### Material for this exercise
----------
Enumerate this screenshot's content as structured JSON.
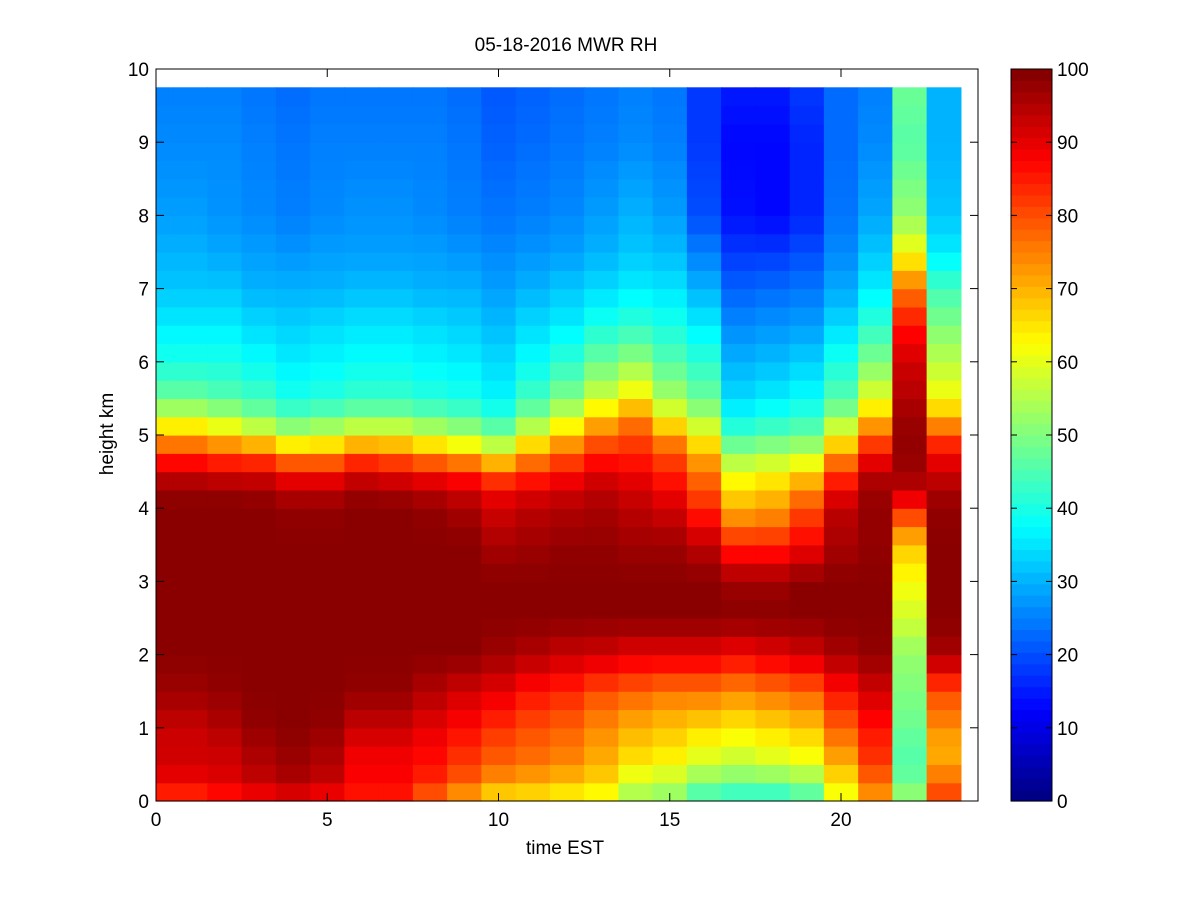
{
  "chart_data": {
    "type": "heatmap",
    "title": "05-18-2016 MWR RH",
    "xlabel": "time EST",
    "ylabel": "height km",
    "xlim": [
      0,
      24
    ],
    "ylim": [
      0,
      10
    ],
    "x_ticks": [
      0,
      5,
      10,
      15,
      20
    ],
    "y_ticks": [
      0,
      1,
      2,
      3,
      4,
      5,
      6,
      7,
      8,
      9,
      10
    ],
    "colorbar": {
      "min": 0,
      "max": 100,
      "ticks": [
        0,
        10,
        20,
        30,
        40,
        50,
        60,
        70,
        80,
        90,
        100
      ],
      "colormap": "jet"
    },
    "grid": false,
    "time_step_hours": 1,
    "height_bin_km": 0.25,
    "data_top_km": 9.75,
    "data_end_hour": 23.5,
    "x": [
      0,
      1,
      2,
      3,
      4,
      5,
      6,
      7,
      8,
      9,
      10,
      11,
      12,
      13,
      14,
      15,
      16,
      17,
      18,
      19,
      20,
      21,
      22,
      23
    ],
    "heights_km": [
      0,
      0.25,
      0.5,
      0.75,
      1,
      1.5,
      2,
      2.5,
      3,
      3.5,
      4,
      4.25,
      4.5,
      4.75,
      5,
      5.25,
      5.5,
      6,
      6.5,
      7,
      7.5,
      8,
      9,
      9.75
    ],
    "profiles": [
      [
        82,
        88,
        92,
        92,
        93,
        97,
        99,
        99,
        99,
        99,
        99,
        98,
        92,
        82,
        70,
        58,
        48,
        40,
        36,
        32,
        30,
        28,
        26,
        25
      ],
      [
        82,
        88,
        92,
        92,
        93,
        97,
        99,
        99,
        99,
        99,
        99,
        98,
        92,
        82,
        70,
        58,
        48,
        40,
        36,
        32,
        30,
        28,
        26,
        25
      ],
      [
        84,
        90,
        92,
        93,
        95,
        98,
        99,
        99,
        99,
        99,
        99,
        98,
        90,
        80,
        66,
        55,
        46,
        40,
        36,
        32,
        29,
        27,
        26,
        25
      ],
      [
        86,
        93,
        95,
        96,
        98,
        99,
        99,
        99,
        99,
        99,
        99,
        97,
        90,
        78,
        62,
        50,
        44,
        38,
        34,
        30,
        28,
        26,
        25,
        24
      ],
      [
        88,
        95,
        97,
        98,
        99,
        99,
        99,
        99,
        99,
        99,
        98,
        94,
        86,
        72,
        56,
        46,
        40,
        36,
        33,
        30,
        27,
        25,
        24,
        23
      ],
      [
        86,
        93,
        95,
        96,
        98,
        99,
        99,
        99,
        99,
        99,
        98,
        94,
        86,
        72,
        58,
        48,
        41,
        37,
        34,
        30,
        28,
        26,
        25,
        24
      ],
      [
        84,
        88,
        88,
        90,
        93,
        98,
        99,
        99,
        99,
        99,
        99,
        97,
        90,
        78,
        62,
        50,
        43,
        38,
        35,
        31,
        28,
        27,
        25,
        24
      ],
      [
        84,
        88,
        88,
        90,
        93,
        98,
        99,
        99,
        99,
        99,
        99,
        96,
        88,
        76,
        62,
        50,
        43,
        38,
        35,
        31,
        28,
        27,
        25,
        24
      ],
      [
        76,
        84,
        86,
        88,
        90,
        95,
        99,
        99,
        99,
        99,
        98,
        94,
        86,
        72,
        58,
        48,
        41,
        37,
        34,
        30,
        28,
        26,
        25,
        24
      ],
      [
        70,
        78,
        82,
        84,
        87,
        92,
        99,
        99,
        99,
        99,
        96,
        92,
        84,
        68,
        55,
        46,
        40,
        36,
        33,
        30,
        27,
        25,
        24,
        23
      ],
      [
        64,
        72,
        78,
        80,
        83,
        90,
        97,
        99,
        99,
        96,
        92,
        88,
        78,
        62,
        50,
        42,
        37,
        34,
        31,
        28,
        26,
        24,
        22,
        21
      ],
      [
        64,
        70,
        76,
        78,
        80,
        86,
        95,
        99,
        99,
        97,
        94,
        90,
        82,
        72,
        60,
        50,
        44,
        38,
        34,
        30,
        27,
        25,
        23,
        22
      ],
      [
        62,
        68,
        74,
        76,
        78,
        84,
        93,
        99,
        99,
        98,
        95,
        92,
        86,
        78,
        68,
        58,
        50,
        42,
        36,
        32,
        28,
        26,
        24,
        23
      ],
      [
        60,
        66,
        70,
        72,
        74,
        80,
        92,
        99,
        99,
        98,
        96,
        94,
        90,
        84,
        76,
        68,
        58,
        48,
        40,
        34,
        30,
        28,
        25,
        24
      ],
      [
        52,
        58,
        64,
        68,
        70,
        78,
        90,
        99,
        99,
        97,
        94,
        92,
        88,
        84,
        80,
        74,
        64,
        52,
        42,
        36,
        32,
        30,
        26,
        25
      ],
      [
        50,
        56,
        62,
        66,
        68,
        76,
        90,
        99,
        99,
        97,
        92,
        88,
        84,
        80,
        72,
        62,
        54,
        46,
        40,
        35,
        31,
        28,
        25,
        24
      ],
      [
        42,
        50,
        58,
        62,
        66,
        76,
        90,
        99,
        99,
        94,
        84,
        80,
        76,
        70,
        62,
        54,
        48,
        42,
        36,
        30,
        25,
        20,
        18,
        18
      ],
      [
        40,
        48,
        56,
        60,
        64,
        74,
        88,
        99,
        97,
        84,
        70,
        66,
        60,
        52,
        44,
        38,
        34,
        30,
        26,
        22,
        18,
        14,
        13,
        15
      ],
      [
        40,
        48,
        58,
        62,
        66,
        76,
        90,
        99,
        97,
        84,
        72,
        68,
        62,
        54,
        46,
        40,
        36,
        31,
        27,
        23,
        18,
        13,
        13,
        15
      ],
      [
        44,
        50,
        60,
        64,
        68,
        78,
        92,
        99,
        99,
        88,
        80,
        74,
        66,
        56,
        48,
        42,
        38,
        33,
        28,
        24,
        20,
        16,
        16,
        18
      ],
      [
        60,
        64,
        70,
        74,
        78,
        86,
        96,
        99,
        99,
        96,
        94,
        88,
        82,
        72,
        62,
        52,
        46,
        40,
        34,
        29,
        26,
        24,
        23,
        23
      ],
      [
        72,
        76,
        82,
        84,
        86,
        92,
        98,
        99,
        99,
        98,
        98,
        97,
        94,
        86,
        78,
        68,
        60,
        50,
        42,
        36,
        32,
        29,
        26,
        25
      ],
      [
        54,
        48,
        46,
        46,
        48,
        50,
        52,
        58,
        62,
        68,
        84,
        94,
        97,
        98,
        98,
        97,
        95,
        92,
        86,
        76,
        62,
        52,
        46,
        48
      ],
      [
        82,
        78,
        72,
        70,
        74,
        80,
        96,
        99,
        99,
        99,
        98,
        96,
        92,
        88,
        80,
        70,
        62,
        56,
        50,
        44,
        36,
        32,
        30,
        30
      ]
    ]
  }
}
----------
### What you are asked to do
Repeat the records above verbatim, with no pictures in the result.

### Complete response
Enumerate this screenshot's content as structured JSON.
{
  "chart_data": {
    "type": "heatmap",
    "title": "05-18-2016 MWR RH",
    "xlabel": "time EST",
    "ylabel": "height km",
    "xlim": [
      0,
      24
    ],
    "ylim": [
      0,
      10
    ],
    "x_ticks": [
      0,
      5,
      10,
      15,
      20
    ],
    "y_ticks": [
      0,
      1,
      2,
      3,
      4,
      5,
      6,
      7,
      8,
      9,
      10
    ],
    "colorbar": {
      "min": 0,
      "max": 100,
      "ticks": [
        0,
        10,
        20,
        30,
        40,
        50,
        60,
        70,
        80,
        90,
        100
      ],
      "colormap": "jet"
    },
    "grid": false,
    "time_step_hours": 1,
    "height_bin_km": 0.25,
    "data_top_km": 9.75,
    "data_end_hour": 23.5,
    "x": [
      0,
      1,
      2,
      3,
      4,
      5,
      6,
      7,
      8,
      9,
      10,
      11,
      12,
      13,
      14,
      15,
      16,
      17,
      18,
      19,
      20,
      21,
      22,
      23
    ],
    "heights_km": [
      0,
      0.25,
      0.5,
      0.75,
      1,
      1.5,
      2,
      2.5,
      3,
      3.5,
      4,
      4.25,
      4.5,
      4.75,
      5,
      5.25,
      5.5,
      6,
      6.5,
      7,
      7.5,
      8,
      9,
      9.75
    ],
    "profiles": [
      [
        82,
        88,
        92,
        92,
        93,
        97,
        99,
        99,
        99,
        99,
        99,
        98,
        92,
        82,
        70,
        58,
        48,
        40,
        36,
        32,
        30,
        28,
        26,
        25
      ],
      [
        82,
        88,
        92,
        92,
        93,
        97,
        99,
        99,
        99,
        99,
        99,
        98,
        92,
        82,
        70,
        58,
        48,
        40,
        36,
        32,
        30,
        28,
        26,
        25
      ],
      [
        84,
        90,
        92,
        93,
        95,
        98,
        99,
        99,
        99,
        99,
        99,
        98,
        90,
        80,
        66,
        55,
        46,
        40,
        36,
        32,
        29,
        27,
        26,
        25
      ],
      [
        86,
        93,
        95,
        96,
        98,
        99,
        99,
        99,
        99,
        99,
        99,
        97,
        90,
        78,
        62,
        50,
        44,
        38,
        34,
        30,
        28,
        26,
        25,
        24
      ],
      [
        88,
        95,
        97,
        98,
        99,
        99,
        99,
        99,
        99,
        99,
        98,
        94,
        86,
        72,
        56,
        46,
        40,
        36,
        33,
        30,
        27,
        25,
        24,
        23
      ],
      [
        86,
        93,
        95,
        96,
        98,
        99,
        99,
        99,
        99,
        99,
        98,
        94,
        86,
        72,
        58,
        48,
        41,
        37,
        34,
        30,
        28,
        26,
        25,
        24
      ],
      [
        84,
        88,
        88,
        90,
        93,
        98,
        99,
        99,
        99,
        99,
        99,
        97,
        90,
        78,
        62,
        50,
        43,
        38,
        35,
        31,
        28,
        27,
        25,
        24
      ],
      [
        84,
        88,
        88,
        90,
        93,
        98,
        99,
        99,
        99,
        99,
        99,
        96,
        88,
        76,
        62,
        50,
        43,
        38,
        35,
        31,
        28,
        27,
        25,
        24
      ],
      [
        76,
        84,
        86,
        88,
        90,
        95,
        99,
        99,
        99,
        99,
        98,
        94,
        86,
        72,
        58,
        48,
        41,
        37,
        34,
        30,
        28,
        26,
        25,
        24
      ],
      [
        70,
        78,
        82,
        84,
        87,
        92,
        99,
        99,
        99,
        99,
        96,
        92,
        84,
        68,
        55,
        46,
        40,
        36,
        33,
        30,
        27,
        25,
        24,
        23
      ],
      [
        64,
        72,
        78,
        80,
        83,
        90,
        97,
        99,
        99,
        96,
        92,
        88,
        78,
        62,
        50,
        42,
        37,
        34,
        31,
        28,
        26,
        24,
        22,
        21
      ],
      [
        64,
        70,
        76,
        78,
        80,
        86,
        95,
        99,
        99,
        97,
        94,
        90,
        82,
        72,
        60,
        50,
        44,
        38,
        34,
        30,
        27,
        25,
        23,
        22
      ],
      [
        62,
        68,
        74,
        76,
        78,
        84,
        93,
        99,
        99,
        98,
        95,
        92,
        86,
        78,
        68,
        58,
        50,
        42,
        36,
        32,
        28,
        26,
        24,
        23
      ],
      [
        60,
        66,
        70,
        72,
        74,
        80,
        92,
        99,
        99,
        98,
        96,
        94,
        90,
        84,
        76,
        68,
        58,
        48,
        40,
        34,
        30,
        28,
        25,
        24
      ],
      [
        52,
        58,
        64,
        68,
        70,
        78,
        90,
        99,
        99,
        97,
        94,
        92,
        88,
        84,
        80,
        74,
        64,
        52,
        42,
        36,
        32,
        30,
        26,
        25
      ],
      [
        50,
        56,
        62,
        66,
        68,
        76,
        90,
        99,
        99,
        97,
        92,
        88,
        84,
        80,
        72,
        62,
        54,
        46,
        40,
        35,
        31,
        28,
        25,
        24
      ],
      [
        42,
        50,
        58,
        62,
        66,
        76,
        90,
        99,
        99,
        94,
        84,
        80,
        76,
        70,
        62,
        54,
        48,
        42,
        36,
        30,
        25,
        20,
        18,
        18
      ],
      [
        40,
        48,
        56,
        60,
        64,
        74,
        88,
        99,
        97,
        84,
        70,
        66,
        60,
        52,
        44,
        38,
        34,
        30,
        26,
        22,
        18,
        14,
        13,
        15
      ],
      [
        40,
        48,
        58,
        62,
        66,
        76,
        90,
        99,
        97,
        84,
        72,
        68,
        62,
        54,
        46,
        40,
        36,
        31,
        27,
        23,
        18,
        13,
        13,
        15
      ],
      [
        44,
        50,
        60,
        64,
        68,
        78,
        92,
        99,
        99,
        88,
        80,
        74,
        66,
        56,
        48,
        42,
        38,
        33,
        28,
        24,
        20,
        16,
        16,
        18
      ],
      [
        60,
        64,
        70,
        74,
        78,
        86,
        96,
        99,
        99,
        96,
        94,
        88,
        82,
        72,
        62,
        52,
        46,
        40,
        34,
        29,
        26,
        24,
        23,
        23
      ],
      [
        72,
        76,
        82,
        84,
        86,
        92,
        98,
        99,
        99,
        98,
        98,
        97,
        94,
        86,
        78,
        68,
        60,
        50,
        42,
        36,
        32,
        29,
        26,
        25
      ],
      [
        54,
        48,
        46,
        46,
        48,
        50,
        52,
        58,
        62,
        68,
        84,
        94,
        97,
        98,
        98,
        97,
        95,
        92,
        86,
        76,
        62,
        52,
        46,
        48
      ],
      [
        82,
        78,
        72,
        70,
        74,
        80,
        96,
        99,
        99,
        99,
        98,
        96,
        92,
        88,
        80,
        70,
        62,
        56,
        50,
        44,
        36,
        32,
        30,
        30
      ]
    ]
  }
}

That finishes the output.